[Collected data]
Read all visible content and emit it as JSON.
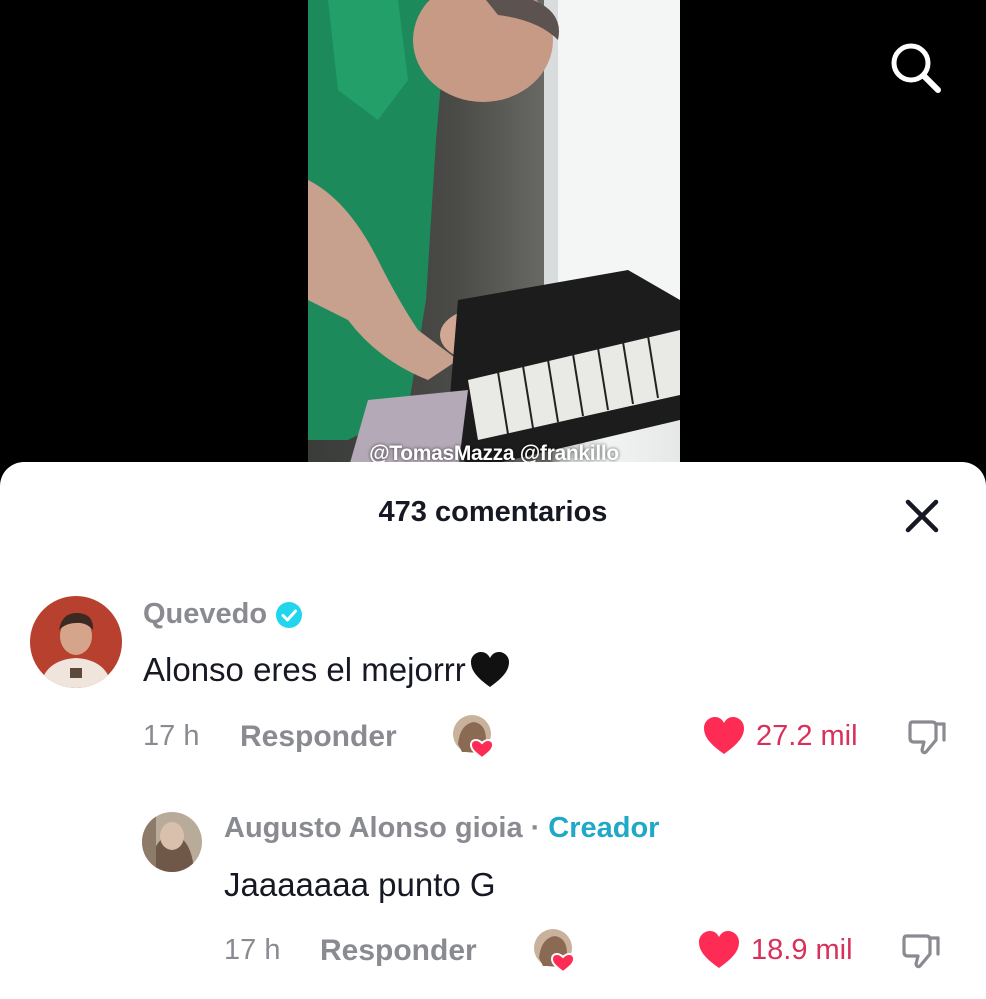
{
  "video": {
    "caption": "@TomasMazza @frankillo"
  },
  "icons": {
    "search": "search-icon",
    "close": "close-icon",
    "verified": "verified-badge-icon",
    "like": "heart-icon",
    "dislike": "thumbs-down-icon"
  },
  "comments_sheet": {
    "title": "473 comentarios",
    "comments": [
      {
        "username": "Quevedo",
        "verified": true,
        "text": "Alonso eres el mejorrr",
        "emoji": "black-heart",
        "time": "17 h",
        "reply_label": "Responder",
        "likes": "27.2 mil",
        "liked_by_creator": true
      },
      {
        "username": "Augusto Alonso gioia",
        "separator": "·",
        "badge": "Creador",
        "text": "Jaaaaaaa punto G",
        "time": "17 h",
        "reply_label": "Responder",
        "likes": "18.9 mil",
        "liked_by_creator": true
      }
    ]
  },
  "colors": {
    "like": "#fe2c55",
    "like_count": "#d8305a",
    "creator_badge": "#20a8c8",
    "verified": "#20d5ec",
    "muted_text": "#8a8b91",
    "primary_text": "#161823"
  }
}
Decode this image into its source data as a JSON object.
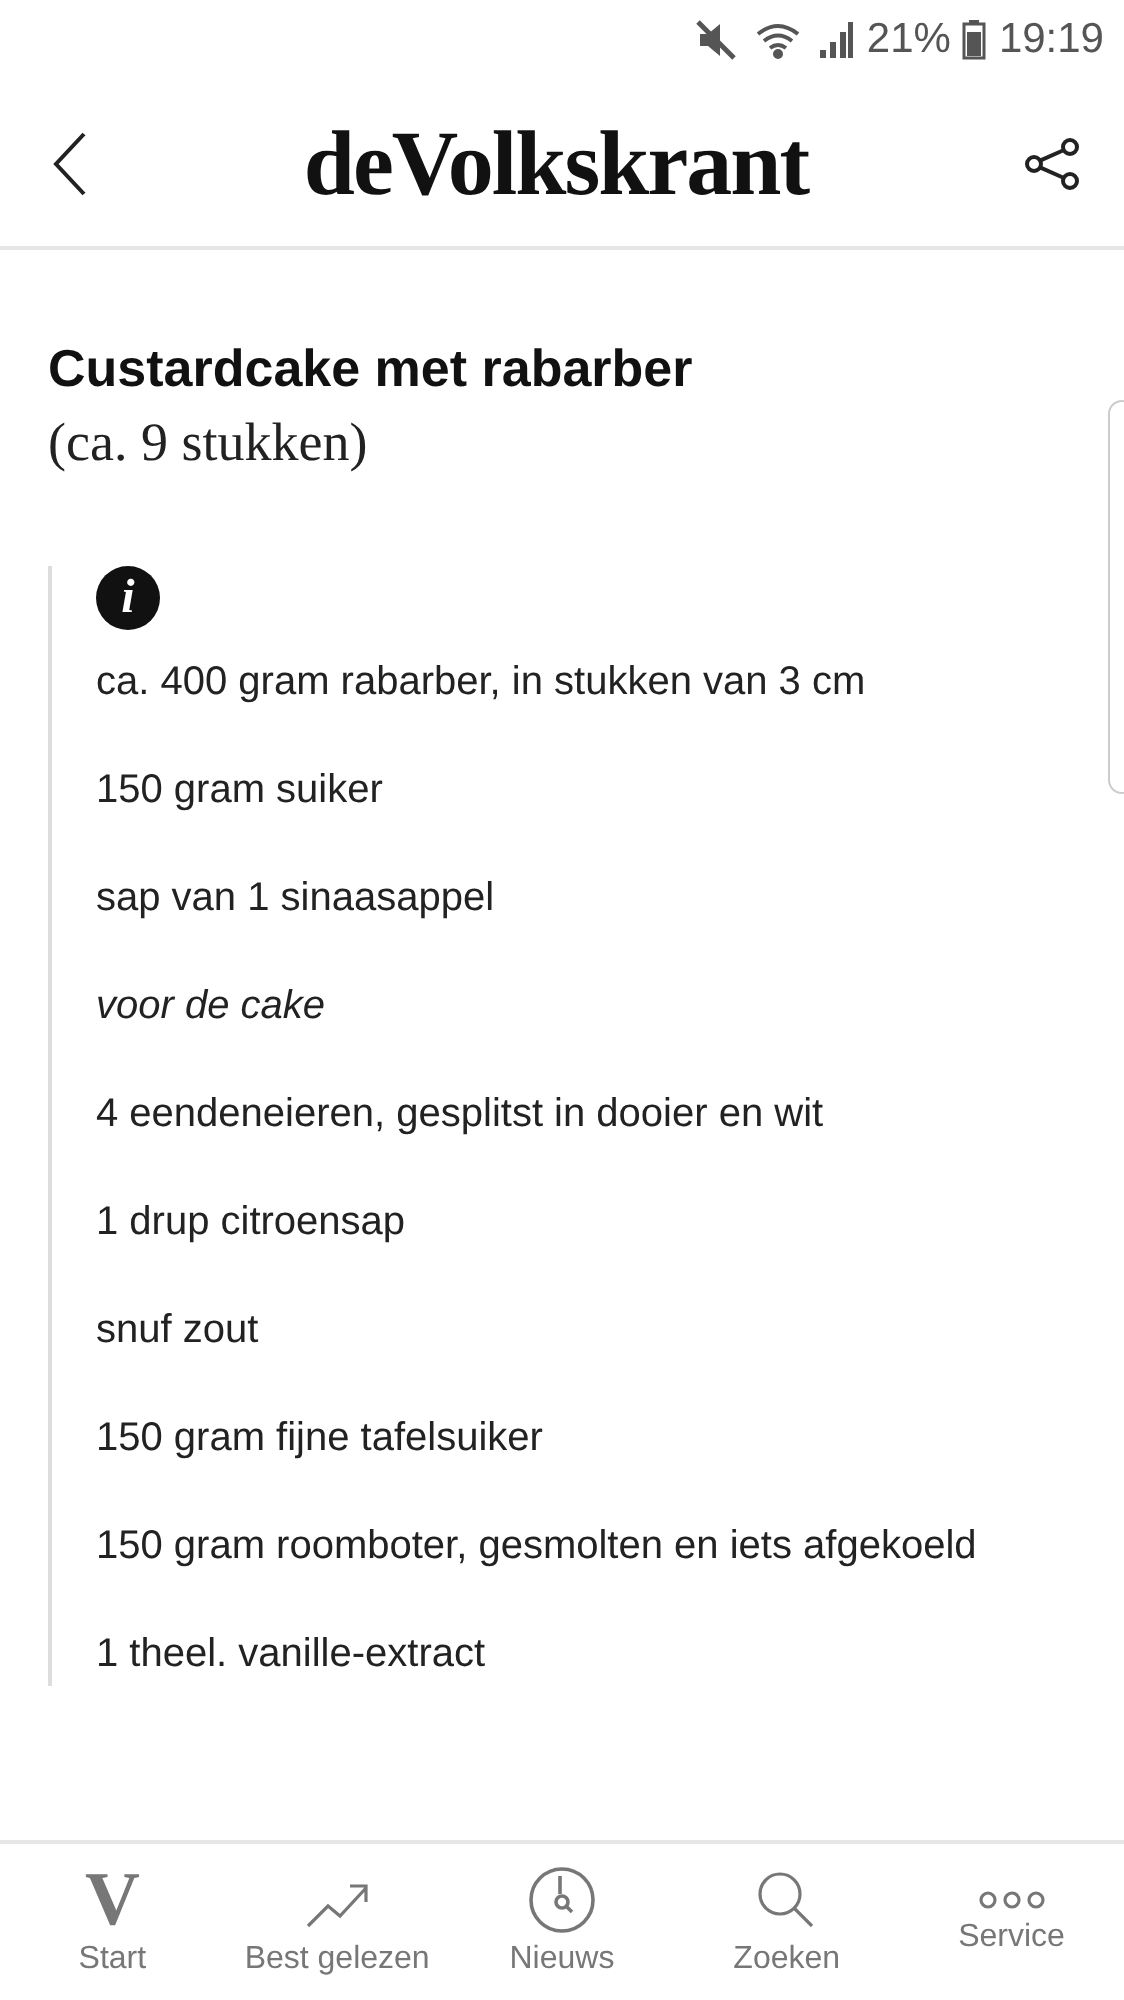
{
  "status_bar": {
    "battery": "21%",
    "time": "19:19"
  },
  "header": {
    "logo": "deVolkskrant"
  },
  "article": {
    "title": "Custardcake met rabarber",
    "subtitle": "(ca. 9 stukken)",
    "info_icon": "i",
    "ingredients": [
      {
        "kind": "item",
        "text": "ca. 400 gram rabarber, in stukken van 3 cm"
      },
      {
        "kind": "item",
        "text": "150 gram suiker"
      },
      {
        "kind": "item",
        "text": "sap van 1 sinaasappel"
      },
      {
        "kind": "heading",
        "text": "voor de cake"
      },
      {
        "kind": "item",
        "text": "4 eendeneieren, gesplitst in dooier en wit"
      },
      {
        "kind": "item",
        "text": "1 drup citroensap"
      },
      {
        "kind": "item",
        "text": "snuf zout"
      },
      {
        "kind": "item",
        "text": "150 gram fijne tafelsuiker"
      },
      {
        "kind": "item",
        "text": "150 gram roomboter, gesmolten en iets afgekoeld"
      },
      {
        "kind": "item",
        "text": "1 theel. vanille-extract"
      }
    ]
  },
  "bottom_nav": [
    {
      "kind": "logo",
      "icon_letter": "V",
      "label": "Start"
    },
    {
      "kind": "trending",
      "label": "Best gelezen"
    },
    {
      "kind": "clock",
      "label": "Nieuws"
    },
    {
      "kind": "search",
      "label": "Zoeken"
    },
    {
      "kind": "more",
      "label": "Service"
    }
  ]
}
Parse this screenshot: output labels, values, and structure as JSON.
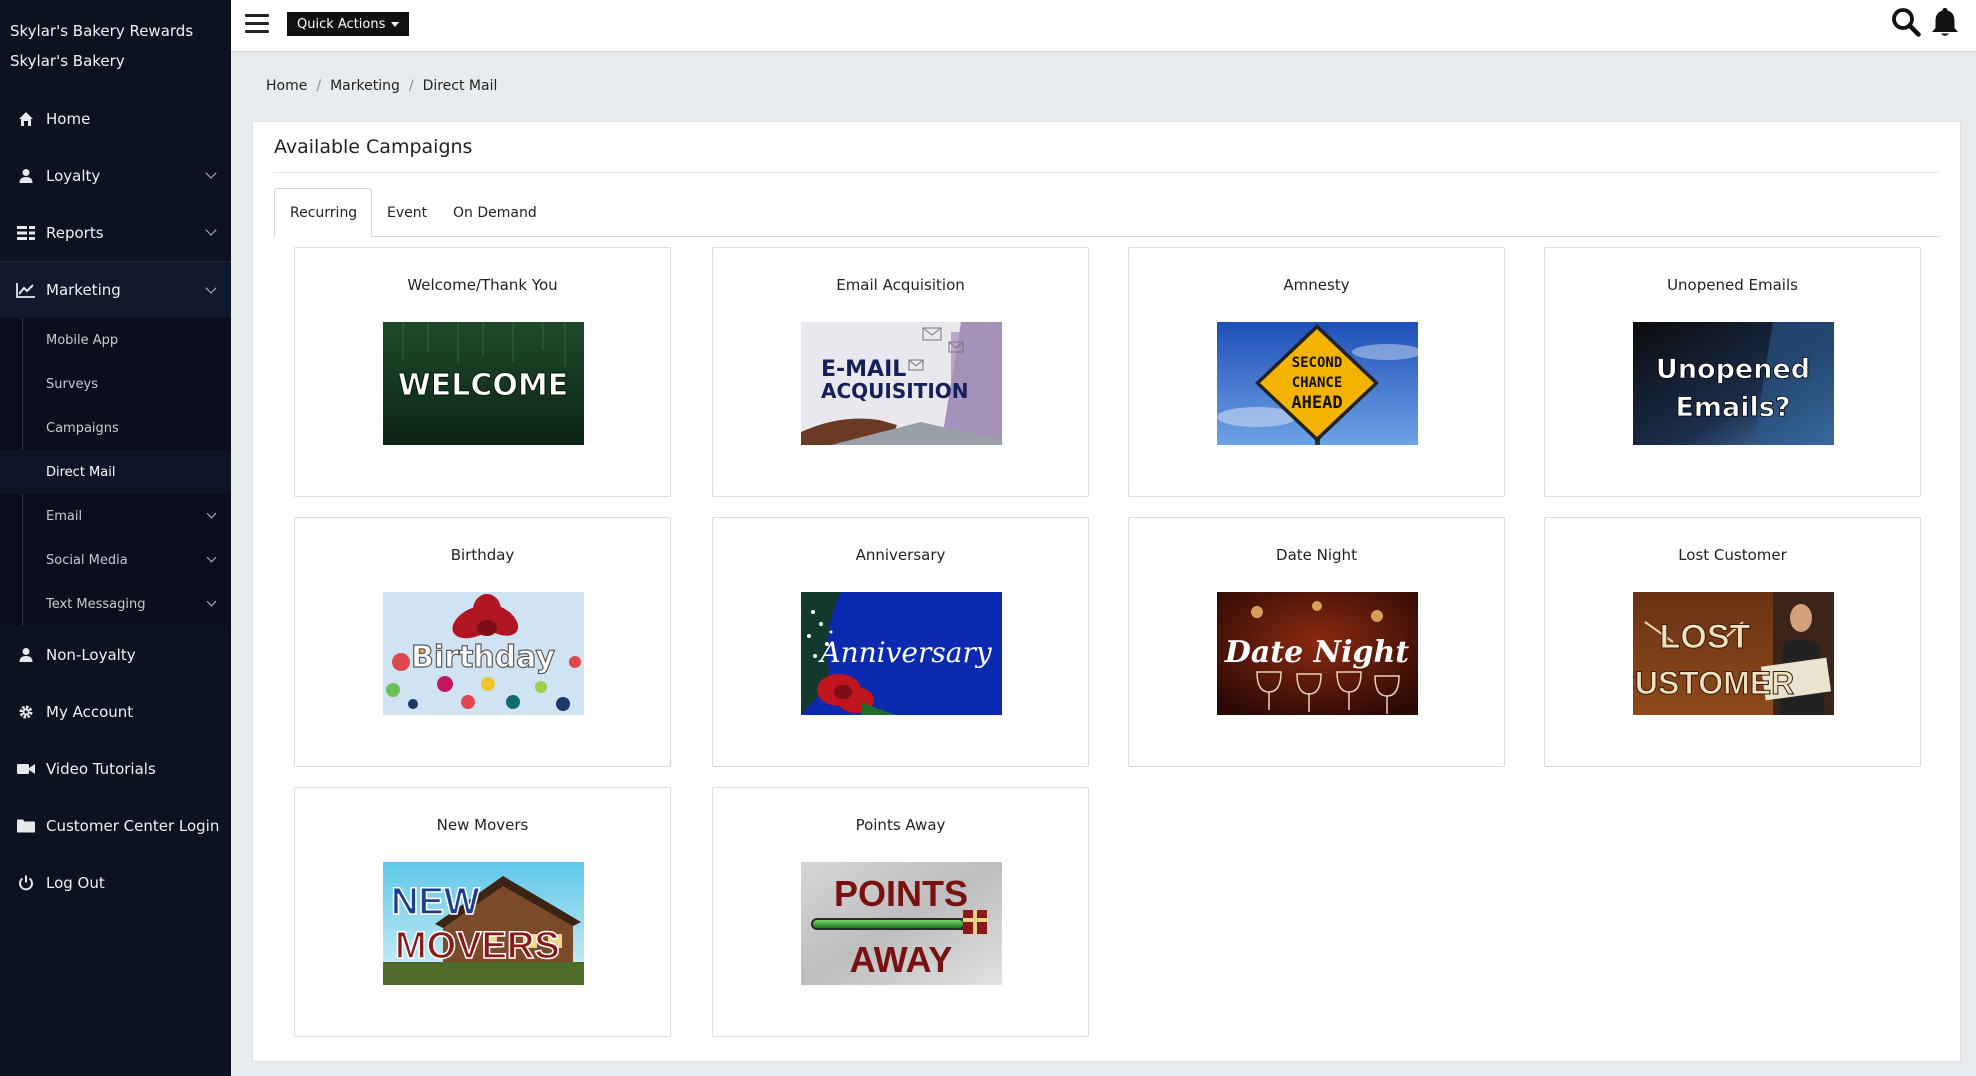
{
  "brand": {
    "program": "Skylar's Bakery Rewards",
    "business": "Skylar's Bakery"
  },
  "topbar": {
    "quick_actions_label": "Quick Actions"
  },
  "sidebar": {
    "items": [
      {
        "label": "Home",
        "icon": "home-icon"
      },
      {
        "label": "Loyalty",
        "icon": "user-icon"
      },
      {
        "label": "Reports",
        "icon": "reports-icon"
      },
      {
        "label": "Marketing",
        "icon": "chart-icon"
      },
      {
        "label": "Non-Loyalty",
        "icon": "user-icon"
      },
      {
        "label": "My Account",
        "icon": "gear-icon"
      },
      {
        "label": "Video Tutorials",
        "icon": "video-icon"
      },
      {
        "label": "Customer Center Login",
        "icon": "folder-icon"
      },
      {
        "label": "Log Out",
        "icon": "power-icon"
      }
    ],
    "marketing_sub": [
      "Mobile App",
      "Surveys",
      "Campaigns",
      "Direct Mail",
      "Email",
      "Social Media",
      "Text Messaging"
    ],
    "active_sub": "Direct Mail"
  },
  "breadcrumb": [
    "Home",
    "Marketing",
    "Direct Mail"
  ],
  "panel": {
    "title": "Available Campaigns"
  },
  "tabs": [
    "Recurring",
    "Event",
    "On Demand"
  ],
  "active_tab": "Recurring",
  "campaigns": [
    {
      "title": "Welcome/Thank You",
      "image_text": [
        "WELCOME"
      ]
    },
    {
      "title": "Email Acquisition",
      "image_text": [
        "E-MAIL",
        "ACQUISITION"
      ]
    },
    {
      "title": "Amnesty",
      "image_text": [
        "SECOND",
        "CHANCE",
        "AHEAD"
      ]
    },
    {
      "title": "Unopened Emails",
      "image_text": [
        "Unopened",
        "Emails?"
      ]
    },
    {
      "title": "Birthday",
      "image_text": [
        "Birthday"
      ]
    },
    {
      "title": "Anniversary",
      "image_text": [
        "Anniversary"
      ]
    },
    {
      "title": "Date Night",
      "image_text": [
        "Date Night"
      ]
    },
    {
      "title": "Lost Customer",
      "image_text": [
        "LOST",
        "CUSTOMER"
      ]
    },
    {
      "title": "New Movers",
      "image_text": [
        "NEW",
        "MOVERS"
      ]
    },
    {
      "title": "Points Away",
      "image_text": [
        "POINTS",
        "AWAY"
      ]
    }
  ],
  "colors": {
    "sidebar_bg": "#0c1220",
    "accent_dark": "#111111",
    "page_bg": "#e9ecef"
  }
}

### What you are asked to do
Will you set down the records word for word while leaving out every picture?

### Result for this task
Read all visible content and emit it as JSON.
{
  "video": {
    "caption": "@TomasMazza @frankillo"
  },
  "icons": {
    "search": "search-icon",
    "close": "close-icon",
    "verified": "verified-badge-icon",
    "like": "heart-icon",
    "dislike": "thumbs-down-icon"
  },
  "comments_sheet": {
    "title": "473 comentarios",
    "comments": [
      {
        "username": "Quevedo",
        "verified": true,
        "text": "Alonso eres el mejorrr",
        "emoji": "black-heart",
        "time": "17 h",
        "reply_label": "Responder",
        "likes": "27.2 mil",
        "liked_by_creator": true
      },
      {
        "username": "Augusto Alonso gioia",
        "separator": "·",
        "badge": "Creador",
        "text": "Jaaaaaaa punto G",
        "time": "17 h",
        "reply_label": "Responder",
        "likes": "18.9 mil",
        "liked_by_creator": true
      }
    ]
  },
  "colors": {
    "like": "#fe2c55",
    "like_count": "#d8305a",
    "creator_badge": "#20a8c8",
    "verified": "#20d5ec",
    "muted_text": "#8a8b91",
    "primary_text": "#161823"
  }
}
Decode this image into its source data as a JSON object.
{
  "status_bar": {
    "battery": "21%",
    "time": "19:19"
  },
  "header": {
    "logo": "deVolkskrant"
  },
  "article": {
    "title": "Custardcake met rabarber",
    "subtitle": "(ca. 9 stukken)",
    "info_icon": "i",
    "ingredients": [
      {
        "kind": "item",
        "text": "ca. 400 gram rabarber, in stukken van 3 cm"
      },
      {
        "kind": "item",
        "text": "150 gram suiker"
      },
      {
        "kind": "item",
        "text": "sap van 1 sinaasappel"
      },
      {
        "kind": "heading",
        "text": "voor de cake"
      },
      {
        "kind": "item",
        "text": "4 eendeneieren, gesplitst in dooier en wit"
      },
      {
        "kind": "item",
        "text": "1 drup citroensap"
      },
      {
        "kind": "item",
        "text": "snuf zout"
      },
      {
        "kind": "item",
        "text": "150 gram fijne tafelsuiker"
      },
      {
        "kind": "item",
        "text": "150 gram roomboter, gesmolten en iets afgekoeld"
      },
      {
        "kind": "item",
        "text": "1 theel. vanille-extract"
      }
    ]
  },
  "bottom_nav": [
    {
      "kind": "logo",
      "icon_letter": "V",
      "label": "Start"
    },
    {
      "kind": "trending",
      "label": "Best gelezen"
    },
    {
      "kind": "clock",
      "label": "Nieuws"
    },
    {
      "kind": "search",
      "label": "Zoeken"
    },
    {
      "kind": "more",
      "label": "Service"
    }
  ]
}
Parse this screenshot: output labels, values, and structure as JSON.
{
  "brand": {
    "program": "Skylar's Bakery Rewards",
    "business": "Skylar's Bakery"
  },
  "topbar": {
    "quick_actions_label": "Quick Actions"
  },
  "sidebar": {
    "items": [
      {
        "label": "Home",
        "icon": "home-icon"
      },
      {
        "label": "Loyalty",
        "icon": "user-icon"
      },
      {
        "label": "Reports",
        "icon": "reports-icon"
      },
      {
        "label": "Marketing",
        "icon": "chart-icon"
      },
      {
        "label": "Non-Loyalty",
        "icon": "user-icon"
      },
      {
        "label": "My Account",
        "icon": "gear-icon"
      },
      {
        "label": "Video Tutorials",
        "icon": "video-icon"
      },
      {
        "label": "Customer Center Login",
        "icon": "folder-icon"
      },
      {
        "label": "Log Out",
        "icon": "power-icon"
      }
    ],
    "marketing_sub": [
      "Mobile App",
      "Surveys",
      "Campaigns",
      "Direct Mail",
      "Email",
      "Social Media",
      "Text Messaging"
    ],
    "active_sub": "Direct Mail"
  },
  "breadcrumb": [
    "Home",
    "Marketing",
    "Direct Mail"
  ],
  "panel": {
    "title": "Available Campaigns"
  },
  "tabs": [
    "Recurring",
    "Event",
    "On Demand"
  ],
  "active_tab": "Recurring",
  "campaigns": [
    {
      "title": "Welcome/Thank You",
      "image_text": [
        "WELCOME"
      ]
    },
    {
      "title": "Email Acquisition",
      "image_text": [
        "E-MAIL",
        "ACQUISITION"
      ]
    },
    {
      "title": "Amnesty",
      "image_text": [
        "SECOND",
        "CHANCE",
        "AHEAD"
      ]
    },
    {
      "title": "Unopened Emails",
      "image_text": [
        "Unopened",
        "Emails?"
      ]
    },
    {
      "title": "Birthday",
      "image_text": [
        "Birthday"
      ]
    },
    {
      "title": "Anniversary",
      "image_text": [
        "Anniversary"
      ]
    },
    {
      "title": "Date Night",
      "image_text": [
        "Date Night"
      ]
    },
    {
      "title": "Lost Customer",
      "image_text": [
        "LOST",
        "CUSTOMER"
      ]
    },
    {
      "title": "New Movers",
      "image_text": [
        "NEW",
        "MOVERS"
      ]
    },
    {
      "title": "Points Away",
      "image_text": [
        "POINTS",
        "AWAY"
      ]
    }
  ],
  "colors": {
    "sidebar_bg": "#0c1220",
    "accent_dark": "#111111",
    "page_bg": "#e9ecef"
  }
}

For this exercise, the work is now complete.